◆ **PROBLEM DETAILS**: Gather all lines from the material that contain "circle".

◆ **AVAILABLE RECORDS**:
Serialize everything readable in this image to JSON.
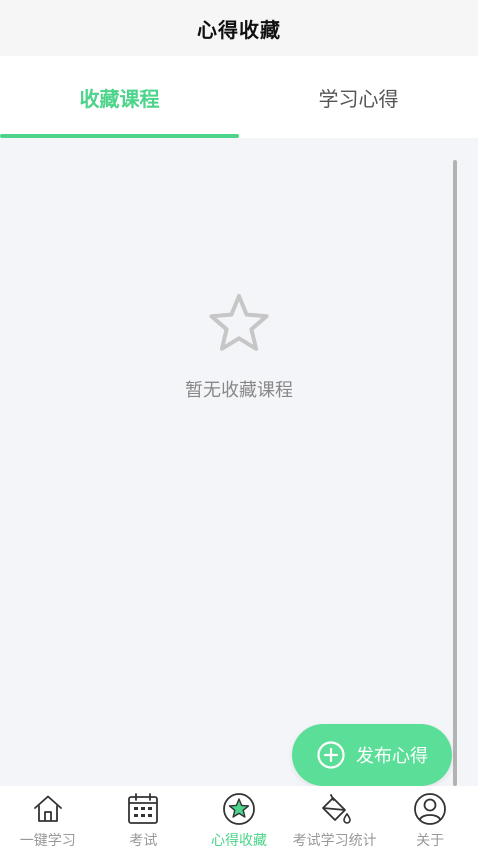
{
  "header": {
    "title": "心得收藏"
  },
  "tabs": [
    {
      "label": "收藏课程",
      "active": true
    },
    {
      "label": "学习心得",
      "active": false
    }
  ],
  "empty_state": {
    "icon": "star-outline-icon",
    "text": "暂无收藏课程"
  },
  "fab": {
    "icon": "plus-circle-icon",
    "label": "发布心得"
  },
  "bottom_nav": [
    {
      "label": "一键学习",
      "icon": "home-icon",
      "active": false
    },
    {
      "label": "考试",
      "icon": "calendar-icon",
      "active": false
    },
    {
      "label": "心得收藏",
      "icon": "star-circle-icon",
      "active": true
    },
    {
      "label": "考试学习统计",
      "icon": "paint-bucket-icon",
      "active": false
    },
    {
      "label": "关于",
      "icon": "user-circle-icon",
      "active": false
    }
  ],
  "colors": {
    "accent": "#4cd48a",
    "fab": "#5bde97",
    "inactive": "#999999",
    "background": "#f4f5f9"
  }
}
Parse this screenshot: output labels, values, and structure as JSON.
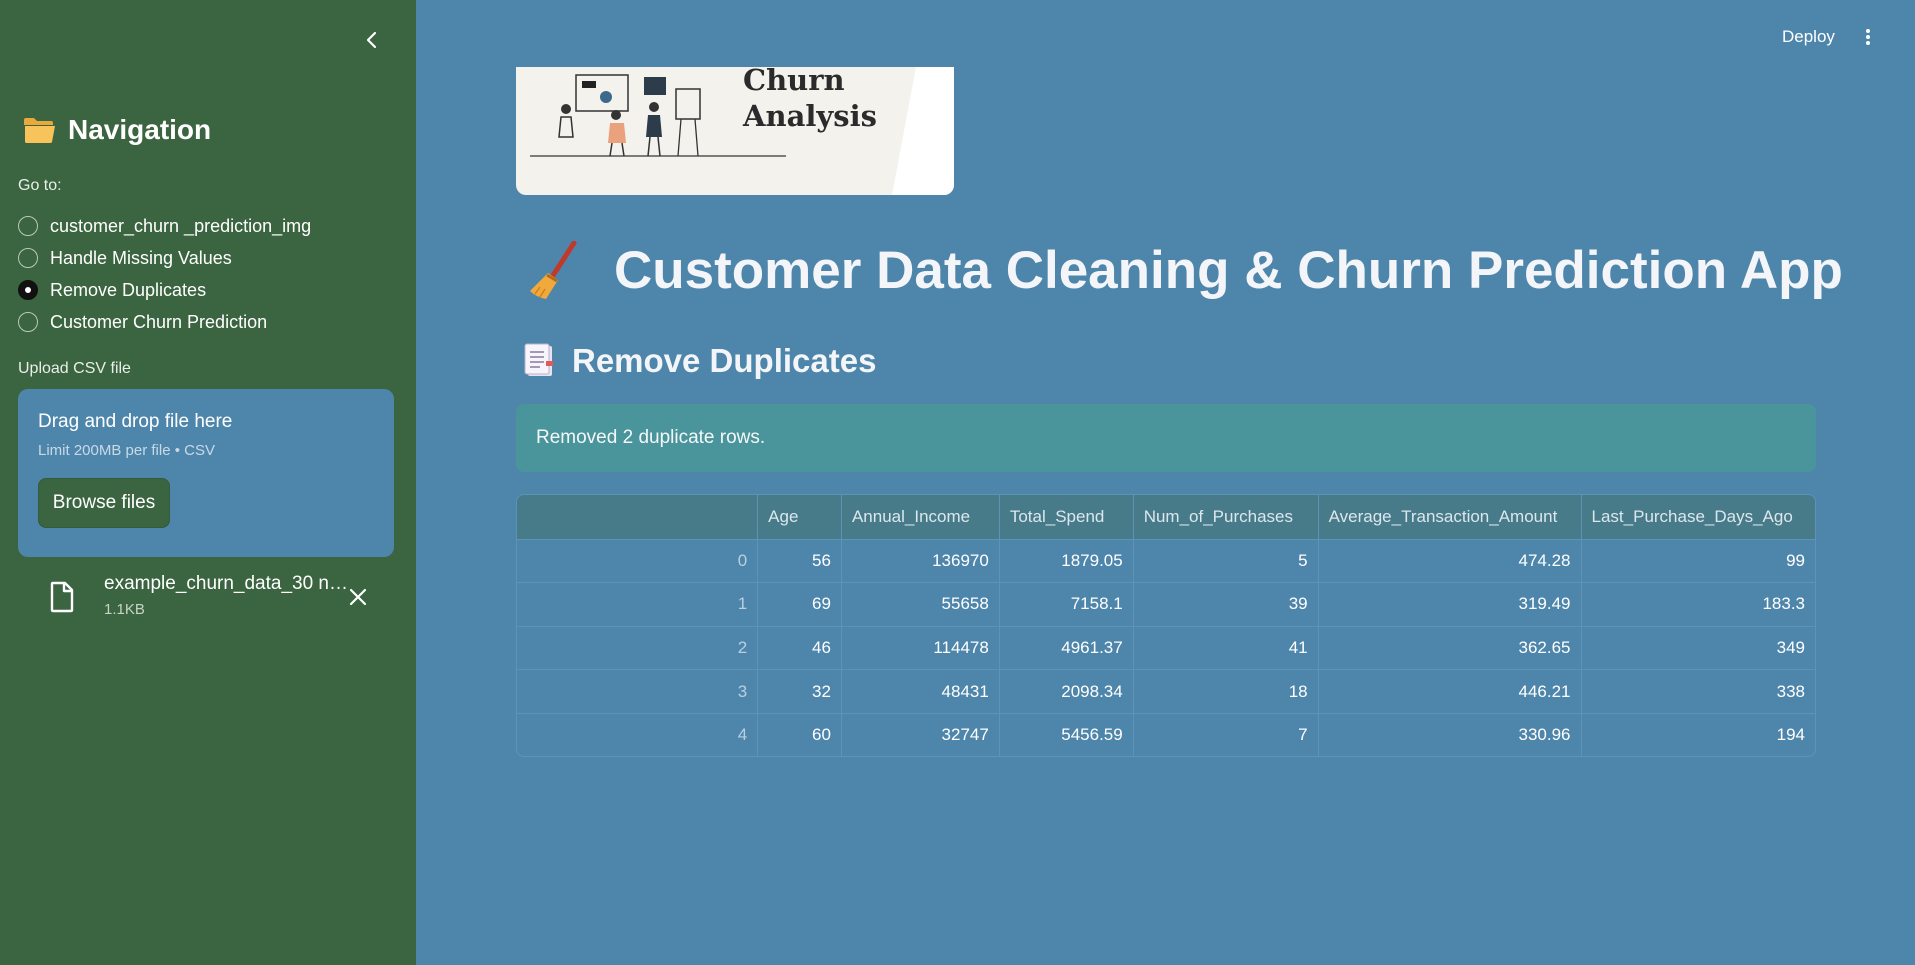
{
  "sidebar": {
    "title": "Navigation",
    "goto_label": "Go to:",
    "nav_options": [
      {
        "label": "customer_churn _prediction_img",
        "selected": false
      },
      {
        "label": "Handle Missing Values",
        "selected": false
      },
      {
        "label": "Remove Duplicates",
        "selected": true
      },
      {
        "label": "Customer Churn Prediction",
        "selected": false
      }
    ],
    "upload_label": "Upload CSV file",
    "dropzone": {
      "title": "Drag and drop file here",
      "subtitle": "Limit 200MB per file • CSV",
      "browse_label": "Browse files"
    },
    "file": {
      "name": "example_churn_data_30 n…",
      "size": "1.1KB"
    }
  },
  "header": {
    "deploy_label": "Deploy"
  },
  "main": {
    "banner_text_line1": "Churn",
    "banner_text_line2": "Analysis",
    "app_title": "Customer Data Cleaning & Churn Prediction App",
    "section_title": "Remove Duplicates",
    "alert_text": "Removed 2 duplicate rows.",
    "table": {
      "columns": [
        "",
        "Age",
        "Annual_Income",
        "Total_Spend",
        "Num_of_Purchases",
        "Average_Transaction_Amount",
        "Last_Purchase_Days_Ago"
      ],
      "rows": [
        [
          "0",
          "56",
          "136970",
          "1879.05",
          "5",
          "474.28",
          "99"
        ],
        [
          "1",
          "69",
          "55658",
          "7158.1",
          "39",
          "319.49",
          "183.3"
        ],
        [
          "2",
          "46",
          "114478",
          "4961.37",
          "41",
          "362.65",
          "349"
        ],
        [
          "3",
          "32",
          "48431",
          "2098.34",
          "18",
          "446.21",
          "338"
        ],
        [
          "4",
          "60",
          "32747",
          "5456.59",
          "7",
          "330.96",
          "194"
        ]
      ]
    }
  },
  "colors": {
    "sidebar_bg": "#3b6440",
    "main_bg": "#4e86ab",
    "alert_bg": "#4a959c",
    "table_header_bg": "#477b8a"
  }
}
...
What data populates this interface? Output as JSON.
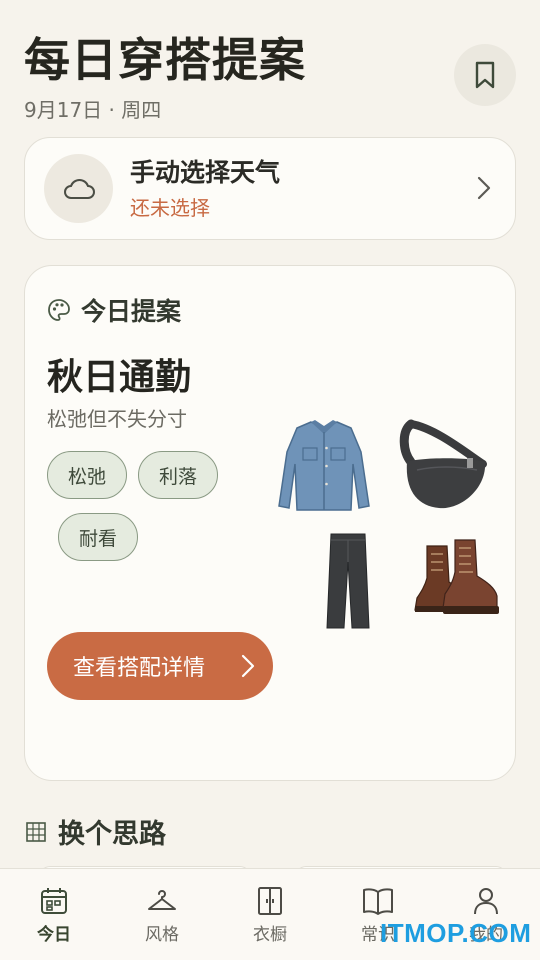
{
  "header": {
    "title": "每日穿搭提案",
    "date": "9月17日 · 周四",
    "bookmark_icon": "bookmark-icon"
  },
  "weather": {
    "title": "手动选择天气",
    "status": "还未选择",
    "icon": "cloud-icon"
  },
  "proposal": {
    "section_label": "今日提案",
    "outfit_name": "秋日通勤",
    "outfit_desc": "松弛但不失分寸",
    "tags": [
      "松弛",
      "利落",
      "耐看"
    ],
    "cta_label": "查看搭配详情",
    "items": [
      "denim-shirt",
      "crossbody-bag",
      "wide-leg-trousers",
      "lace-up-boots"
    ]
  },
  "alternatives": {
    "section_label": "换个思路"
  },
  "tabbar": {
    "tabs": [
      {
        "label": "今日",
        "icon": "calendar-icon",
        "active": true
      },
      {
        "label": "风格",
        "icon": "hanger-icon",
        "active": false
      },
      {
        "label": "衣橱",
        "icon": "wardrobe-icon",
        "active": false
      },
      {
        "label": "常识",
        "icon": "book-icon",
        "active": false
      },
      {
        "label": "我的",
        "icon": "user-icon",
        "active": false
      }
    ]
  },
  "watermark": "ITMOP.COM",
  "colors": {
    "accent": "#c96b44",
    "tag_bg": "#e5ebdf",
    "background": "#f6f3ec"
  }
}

◆ **CORRECT ANSWER**:
    "icon": "plus-circle-icon",
      "icon": "star-circle-icon",
      "icon": "user-circle-icon",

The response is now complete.